▸ **Exercise brief**
Which lines in the records below contain the word "name"? Copy each of them.
════════════════════
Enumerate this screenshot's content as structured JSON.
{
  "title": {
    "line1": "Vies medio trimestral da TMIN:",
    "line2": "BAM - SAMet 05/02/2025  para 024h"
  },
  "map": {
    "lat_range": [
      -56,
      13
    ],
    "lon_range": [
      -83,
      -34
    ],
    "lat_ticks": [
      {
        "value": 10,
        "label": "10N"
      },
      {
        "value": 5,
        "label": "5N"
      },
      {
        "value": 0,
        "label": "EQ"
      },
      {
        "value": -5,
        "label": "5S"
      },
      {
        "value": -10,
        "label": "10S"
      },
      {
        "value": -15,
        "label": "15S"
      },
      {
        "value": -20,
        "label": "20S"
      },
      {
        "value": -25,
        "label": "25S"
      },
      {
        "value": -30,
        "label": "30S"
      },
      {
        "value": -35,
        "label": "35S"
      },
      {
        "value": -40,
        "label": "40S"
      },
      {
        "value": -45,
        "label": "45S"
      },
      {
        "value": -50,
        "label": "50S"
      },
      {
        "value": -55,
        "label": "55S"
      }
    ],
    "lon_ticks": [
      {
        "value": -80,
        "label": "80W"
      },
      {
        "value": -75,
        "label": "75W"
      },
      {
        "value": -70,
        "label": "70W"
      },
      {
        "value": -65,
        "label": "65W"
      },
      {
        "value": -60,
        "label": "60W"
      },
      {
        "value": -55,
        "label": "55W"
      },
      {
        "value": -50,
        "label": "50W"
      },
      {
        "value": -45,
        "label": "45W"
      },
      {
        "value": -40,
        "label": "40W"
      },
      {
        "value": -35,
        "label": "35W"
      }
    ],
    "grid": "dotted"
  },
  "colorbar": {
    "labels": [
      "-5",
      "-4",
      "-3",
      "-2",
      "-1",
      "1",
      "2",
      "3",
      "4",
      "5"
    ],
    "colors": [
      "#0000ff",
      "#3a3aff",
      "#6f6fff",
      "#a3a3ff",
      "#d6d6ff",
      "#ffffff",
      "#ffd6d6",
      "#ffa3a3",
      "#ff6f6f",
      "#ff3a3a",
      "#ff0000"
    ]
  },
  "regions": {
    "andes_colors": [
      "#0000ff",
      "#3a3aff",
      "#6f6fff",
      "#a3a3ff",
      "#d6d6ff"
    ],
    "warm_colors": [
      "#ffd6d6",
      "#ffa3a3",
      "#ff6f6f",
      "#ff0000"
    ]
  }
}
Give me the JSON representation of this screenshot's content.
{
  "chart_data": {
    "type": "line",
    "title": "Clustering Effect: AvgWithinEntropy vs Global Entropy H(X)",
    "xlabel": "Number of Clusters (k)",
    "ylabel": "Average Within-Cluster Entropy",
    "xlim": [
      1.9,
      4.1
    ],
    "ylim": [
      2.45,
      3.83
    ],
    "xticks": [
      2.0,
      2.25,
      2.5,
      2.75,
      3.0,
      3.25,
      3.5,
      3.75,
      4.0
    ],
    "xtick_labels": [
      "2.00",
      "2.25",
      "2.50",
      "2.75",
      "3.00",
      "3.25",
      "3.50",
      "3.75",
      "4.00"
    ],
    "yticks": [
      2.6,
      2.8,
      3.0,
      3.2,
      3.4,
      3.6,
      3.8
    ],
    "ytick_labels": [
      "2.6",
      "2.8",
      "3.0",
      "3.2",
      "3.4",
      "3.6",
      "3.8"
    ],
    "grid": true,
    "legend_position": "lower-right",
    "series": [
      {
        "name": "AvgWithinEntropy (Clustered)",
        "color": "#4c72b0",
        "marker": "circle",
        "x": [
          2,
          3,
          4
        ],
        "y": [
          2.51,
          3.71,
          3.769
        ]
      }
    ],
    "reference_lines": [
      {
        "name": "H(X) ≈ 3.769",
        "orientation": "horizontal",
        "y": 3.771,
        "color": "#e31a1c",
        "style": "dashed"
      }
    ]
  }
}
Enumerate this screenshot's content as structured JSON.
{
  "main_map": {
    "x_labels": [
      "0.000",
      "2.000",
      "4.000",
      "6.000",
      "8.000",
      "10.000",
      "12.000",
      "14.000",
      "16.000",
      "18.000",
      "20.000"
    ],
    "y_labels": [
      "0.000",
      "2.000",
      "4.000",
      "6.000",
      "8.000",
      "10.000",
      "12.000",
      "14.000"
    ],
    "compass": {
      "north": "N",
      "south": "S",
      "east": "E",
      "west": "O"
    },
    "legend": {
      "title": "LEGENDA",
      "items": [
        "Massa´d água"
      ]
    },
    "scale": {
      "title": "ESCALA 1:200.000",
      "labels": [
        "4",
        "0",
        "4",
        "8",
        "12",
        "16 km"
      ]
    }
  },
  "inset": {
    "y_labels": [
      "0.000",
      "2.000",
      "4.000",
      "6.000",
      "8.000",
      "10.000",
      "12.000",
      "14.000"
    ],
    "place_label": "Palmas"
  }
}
════════════════════
▸ **Exercise answer**
        "name": "AvgWithinEntropy (Clustered)",
        "name": "H(X) ≈ 3.769",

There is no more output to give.